== To be done ==
Pull every line of the entries that has the word "CNSC".

== Data for this task ==
┄┄┄┄┄┄┄┄┄┄┄┄┄┄┄┄┄┄┄┄

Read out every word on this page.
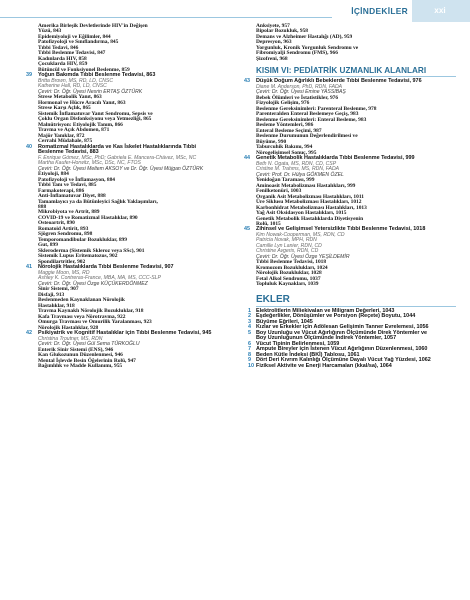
İÇİNDEKİLER	xxi
Amerika Birleşik Devletlerinde HIV'in Değişen
Yüzü, 843
Epidemiyoloji ve Eğilimler, 844
Patofizyoloji ve Sınıflandırma, 845
Tıbbi Tedavi, 846
Tıbbi Beslenme Tedavisi, 847
Kadınlarda HIV, 858
Çocuklarda HIV, 859
Bütüncül ve Fonksiyonel Beslenme, 859
39 Yoğun Bakımda Tıbbi Beslenme Tedavisi, 863
Britta Brown, MS, RD, LD, CNSC
Katherine Hall, RD, LD, CNSC
Çeviri: Dr. Öğr. Üyesi Nesrin ERTAŞ ÖZTÜRK
Strese Metabolik Yanıt, 863
Hormonal ve Hücre Aracılı Yanıt, 863
Strese Karşı Açlık, 865
Sistemik İnflamatuvar Yanıt Sendromu, Sepsis ve
Çoklu Organ Disfonksiyonu veya Yetmezliği, 865
Malnütrisyon: Etiyolojik Tanım, 866
Travma ve Açık Abdomen, 871
Majör Yanıklar, 872
Cerrahi Müdahale, 875
40 Romatizmal Hastalıklarda ve Kas İskelet Hastalıklarında Tıbbi
Beslenme Tedavisi, 883
F. Enrique Gómez, MSc, PhD; Gabriela E. Mancera-Chávez, MSc, NC
Martha Kaufer-Horwitz, MSc, DSc, NC, FTOS
Çeviri: Dr. Öğr. Üyesi Meltem AKSOY ve Dr. Öğr. Üyesi Müjgan ÖZTÜRK
Etiyoloji, 884
Patofizyoloji ve İnflamasyon, 884
Tıbbi Tanı ve Tedavi, 885
Farmakoterapi, 886
Anti-İnflamatuvar Diyet, 888
Tamamlayıcı ya da Bütünleyici Sağlık Yaklaşımları,
888
Mikrobiyota ve Artrit, 889
COVID-19 ve Romatizmal Hastalıklar, 890
Osteoartrit, 890
Romatoid Artirit, 893
Sjögren Sendromu, 898
Temporomandibular Bozukluklar, 899
Gut, 899
Skleroderma (Sistemik Skleroz veya SSc), 901
Sistemik Lupus Eritematozus, 902
Spondilartritler, 902
41 Nörolojik Hastalıklarda Tıbbi Beslenme Tedavisi, 907
Maggie Moon, MS, RD
Ashley K. Contreras-France, MBA, MA, MS, CCC-SLP
Çeviri: Dr. Öğr. Üyesi Özge KÜÇÜKERDÖNMEZ
Sinir Sistemi, 907
Disfaji, 913
Beslenmeden Kaynaklanan Nörolojik
Hastalıklar, 918
Travma Kaynaklı Nörolojik Bozukluklar, 918
Kafa Travması veya Nörotravma, 922
Omurga Travması ve Omurilik Yaralanması, 923
Nörolojik Hastalıklar, 928
42 Psikiyatrik ve Kognitif Hastalıklar için Tıbbi Beslenme Tedavisi, 945
Christina Troutner, MS, RDN
Çeviri: Dr. Öğr. Üyesi Gül Sema TÜRKOĞLU
Enterik Sinir Sistemi (ENS), 946
Kan Glukozunun Düzenlenmesi, 946
Mental İşlevde Besin Öğelerinin Rolü, 947
Bağımlılık ve Madde Kullanımı, 955
Anksiyete, 957
Bipolar Bozukluk, 958
Demans ve Alzheimer Hastalığı (AD), 959
Depresyon, 963
Yorgunluk, Kronik Yorgunluk Sendromu ve
Fibromiyalji Sendromu (FMS), 966
Şizofreni, 968
KISIM VI: PEDİATRİK UZMANLIK ALANLARI
43 Düşük Doğum Ağırlıklı Bebeklerde Tıbbi Beslenme Tedavisi, 976
Diane M. Anderson, PhD, RDN, FADA
Çeviri: Dr. Öğr. Üyesi Emine YASSIBAŞ
Bebek Ölümleri ve İstatistikler, 976
Fizyolojik Gelişim, 976
Beslenme Gereksinimleri: Parenteral Beslenme, 978
Parenteralden Enteral Beslemeye Geçiş, 983
Beslenme Gereksinimleri: Enteral Besleme, 983
Besleme Yöntemleri, 986
Enteral Besleme Seçimi, 987
Beslenme Durumunun Değerlendirilmesi ve
Büyüme, 990
Taburcuhik Bakımı, 994
Nörogelişimsel Sonuç, 995
44 Genetik Metabolik Hastalıklarda Tıbbi Beslenme Tedavisi, 999
Beth N. Ogata, MS, RDN, CD, CSP
Cristine M. Trahms, MS, RDN, FADA
Çeviri: Prof. Dr. Hülya GÖKMEN ÖZEL
Yenidoğan Taraması, 999
Aminoasit Metabolizması Hastalıkları, 999
Fenilketonüri, 1003
Organik Asit Metabolizması Hastalıkları, 1011
Üre Siklusu Metabolizması Hastalıkları, 1012
Karbonhidrat Metabolizması Hastalıkları, 1013
Yağ Asit Oksidasyon Hastalıkları, 1015
Genetik Metabolik Hastalıklarda Diyetisyenin
Rolü, 1015
45 Zihinsel ve Gelişimsel Yetersizlikte Tıbbi Beslenme Tedavisi, 1018
Kim Nowak-Cooperman, MS, RDN, CD
Patricia Novak, MPH, RDN
Camille Lyn Lanier, RDN, CD
Christine Avgeris, RDN, CD
Çeviri: Dr. Öğr. Üyesi Özge YEŞİLDEMİR
Tıbbi Beslenme Tedavisi, 1018
Kromozom Bozuklukları, 1024
Nörolojik Bozukluklar, 1028
Fetal Alkol Sendromu, 1037
Topluluk Kaynakları, 1039
EKLER
1 Elektrolitlerin Miliekivalan ve Miligram Değerleri, 1043
2 Eşdeğerlikler, Dönüşümler ve Porsiyon (Reçete) Boyutu, 1044
3 Büyüme Eğrileri, 1045
4 Kızlar ve Erkekler için Adölesan Gelişimin Tanner Evrelemesi, 1056
5 Boy Uzunluğu ve Vücut Ağırlığının Ölçümünde Direk Yöntemler ve
Boy Uzunluğunun Ölçümünde İndirek Yöntemler, 1057
6 Vücut Tipinin Belirlenmesi, 1059
7 Ampute Bireyler için İstenen Vücut Ağırlığının Düzenlenmesi, 1060
8 Beden Kütle İndeksi (BKİ) Tablosu, 1061
9 Dört Deri Kıvrım Kalınlığı Ölçümüne Dayalı Vücut Yağ Yüzdesi, 1062
10 Fiziksel Aktivite ve Enerji Harcamaları (kkal/sa), 1064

┄┄┄┄┄┄┄┄┄┄┄┄┄┄┄┄┄┄┄┄

== The completed task ==
Britta Brown, MS, RD, LD, CNSC
Katherine Hall, RD, LD, CNSC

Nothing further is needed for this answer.